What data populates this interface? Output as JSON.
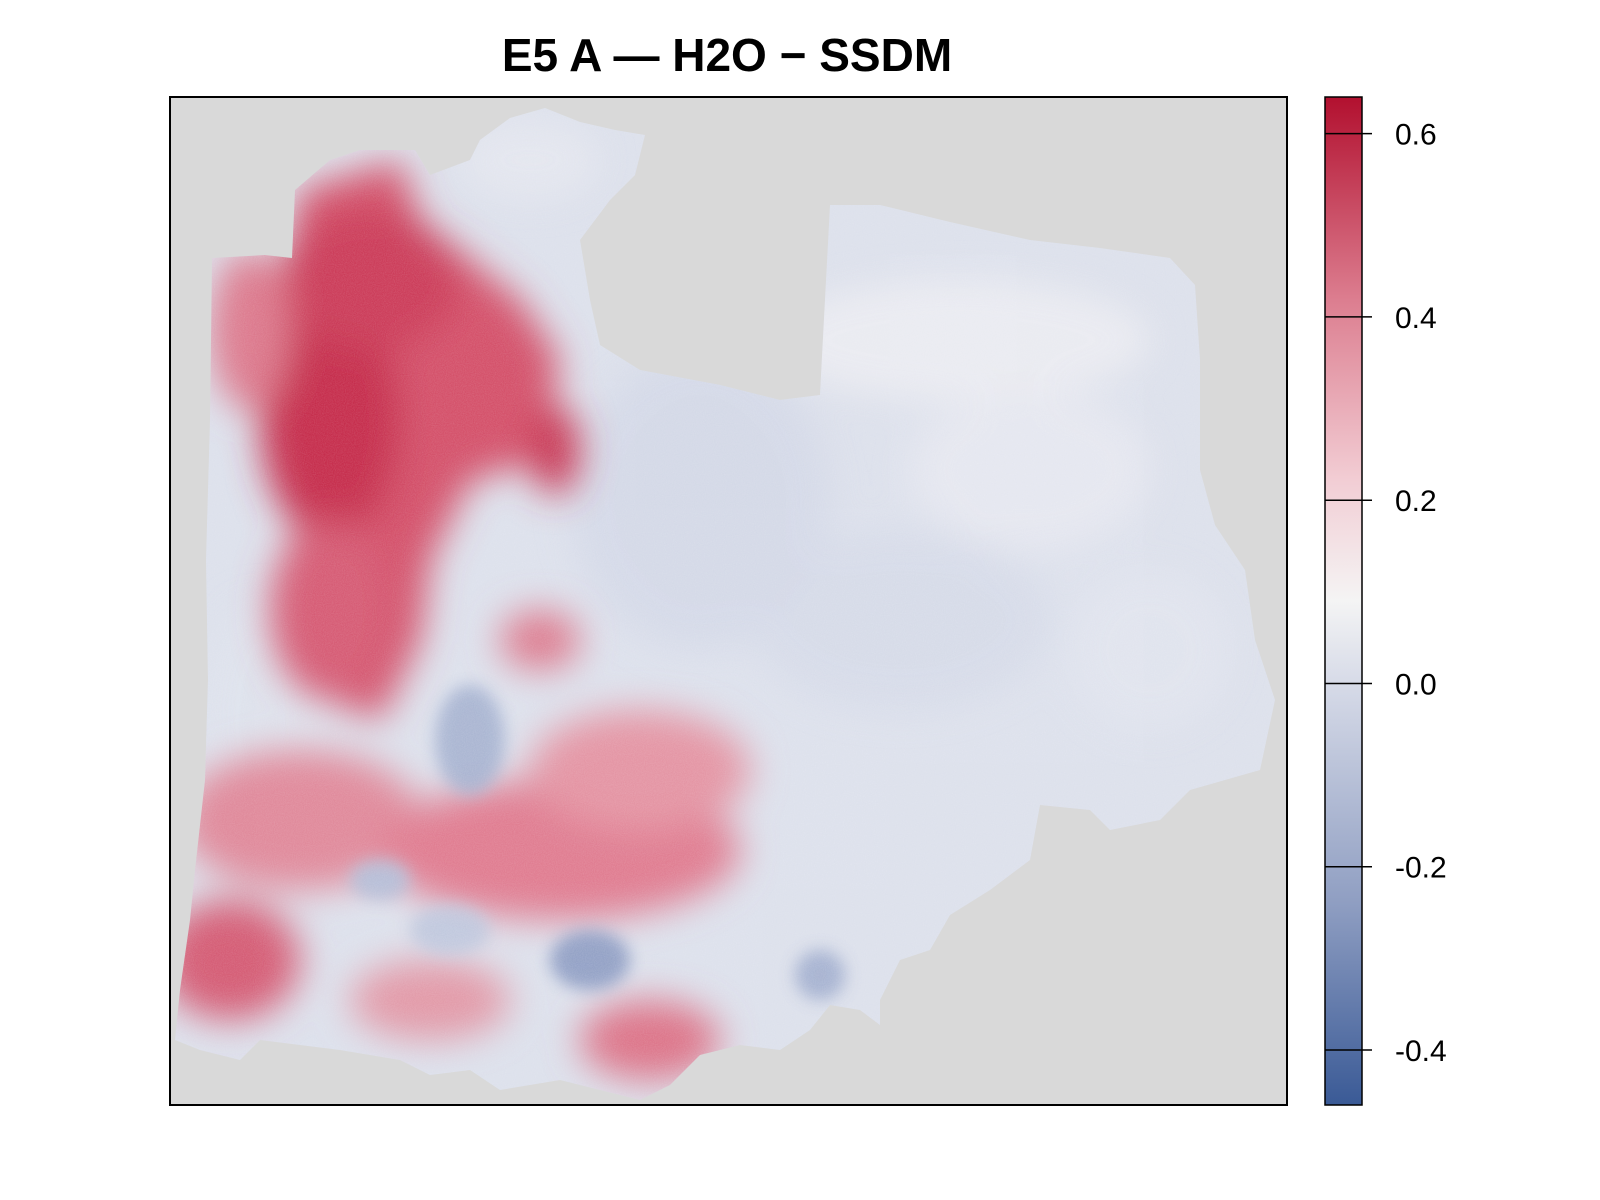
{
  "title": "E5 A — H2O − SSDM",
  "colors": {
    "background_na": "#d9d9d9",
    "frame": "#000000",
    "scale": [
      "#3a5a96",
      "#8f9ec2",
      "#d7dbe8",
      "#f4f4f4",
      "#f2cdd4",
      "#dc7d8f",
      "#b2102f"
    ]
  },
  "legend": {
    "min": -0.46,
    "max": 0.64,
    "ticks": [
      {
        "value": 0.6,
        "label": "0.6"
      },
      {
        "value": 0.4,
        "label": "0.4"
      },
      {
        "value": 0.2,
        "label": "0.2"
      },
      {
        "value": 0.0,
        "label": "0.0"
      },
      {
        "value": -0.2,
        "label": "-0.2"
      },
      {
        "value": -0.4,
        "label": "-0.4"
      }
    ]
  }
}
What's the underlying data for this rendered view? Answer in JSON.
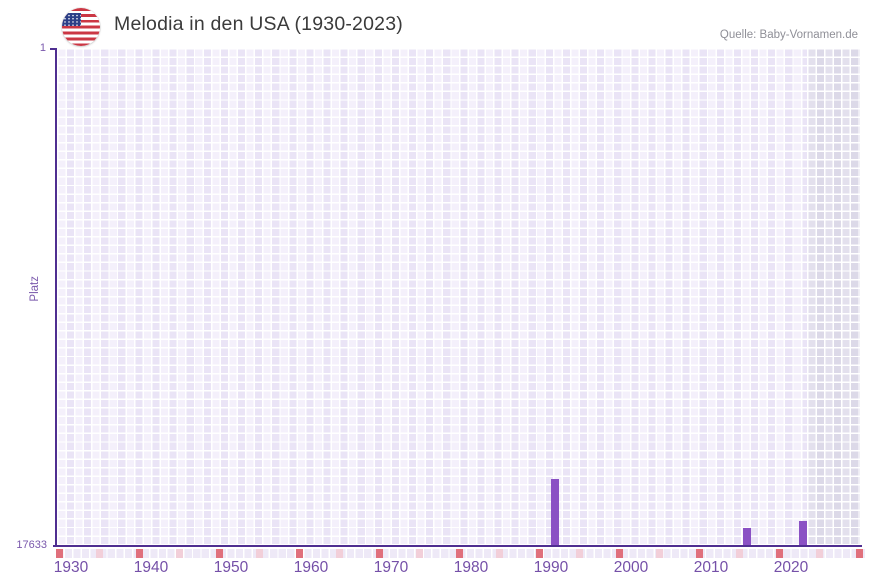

- - - -

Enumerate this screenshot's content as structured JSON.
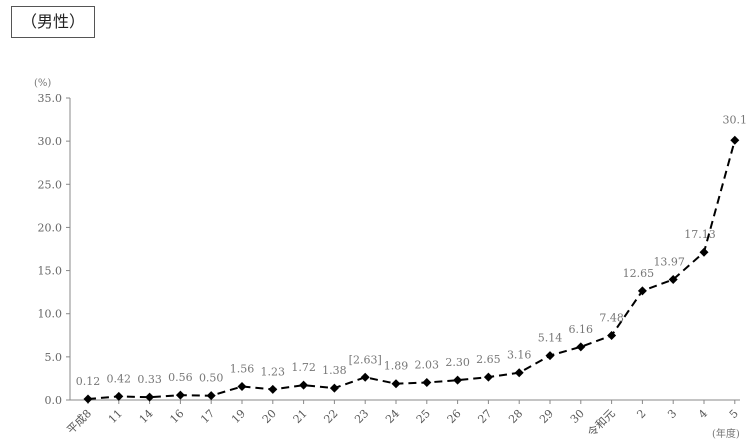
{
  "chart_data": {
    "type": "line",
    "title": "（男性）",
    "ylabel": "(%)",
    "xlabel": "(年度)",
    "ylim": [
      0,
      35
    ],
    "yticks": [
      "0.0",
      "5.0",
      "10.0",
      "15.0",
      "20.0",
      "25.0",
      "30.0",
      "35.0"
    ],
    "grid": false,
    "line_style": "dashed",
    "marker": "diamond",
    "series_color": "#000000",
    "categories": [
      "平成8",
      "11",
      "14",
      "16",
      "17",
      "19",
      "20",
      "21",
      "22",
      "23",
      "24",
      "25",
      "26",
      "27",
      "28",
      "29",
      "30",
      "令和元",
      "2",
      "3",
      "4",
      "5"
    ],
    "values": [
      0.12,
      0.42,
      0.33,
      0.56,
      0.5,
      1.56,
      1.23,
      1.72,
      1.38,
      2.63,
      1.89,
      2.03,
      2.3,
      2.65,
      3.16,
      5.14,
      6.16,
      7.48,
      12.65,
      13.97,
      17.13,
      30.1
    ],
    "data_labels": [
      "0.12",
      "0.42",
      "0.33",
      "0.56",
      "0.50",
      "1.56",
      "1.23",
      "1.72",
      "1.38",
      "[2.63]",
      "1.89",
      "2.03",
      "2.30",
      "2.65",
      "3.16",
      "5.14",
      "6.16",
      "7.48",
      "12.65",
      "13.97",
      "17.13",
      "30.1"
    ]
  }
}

- - - -

Start at the line with "What data populates", stop at the line with "What's the underlying", both lines included, and repeat that span exactly without its pictures.

Output of the exercise:
What data populates this interface? Output as JSON.
{
  "title": "E5 A — H2O − SSDM",
  "colors": {
    "background_na": "#d9d9d9",
    "frame": "#000000",
    "scale": [
      "#3a5a96",
      "#8f9ec2",
      "#d7dbe8",
      "#f4f4f4",
      "#f2cdd4",
      "#dc7d8f",
      "#b2102f"
    ]
  },
  "legend": {
    "min": -0.46,
    "max": 0.64,
    "ticks": [
      {
        "value": 0.6,
        "label": "0.6"
      },
      {
        "value": 0.4,
        "label": "0.4"
      },
      {
        "value": 0.2,
        "label": "0.2"
      },
      {
        "value": 0.0,
        "label": "0.0"
      },
      {
        "value": -0.2,
        "label": "-0.2"
      },
      {
        "value": -0.4,
        "label": "-0.4"
      }
    ]
  }
}
What's the underlying data for this rendered view? Answer in JSON.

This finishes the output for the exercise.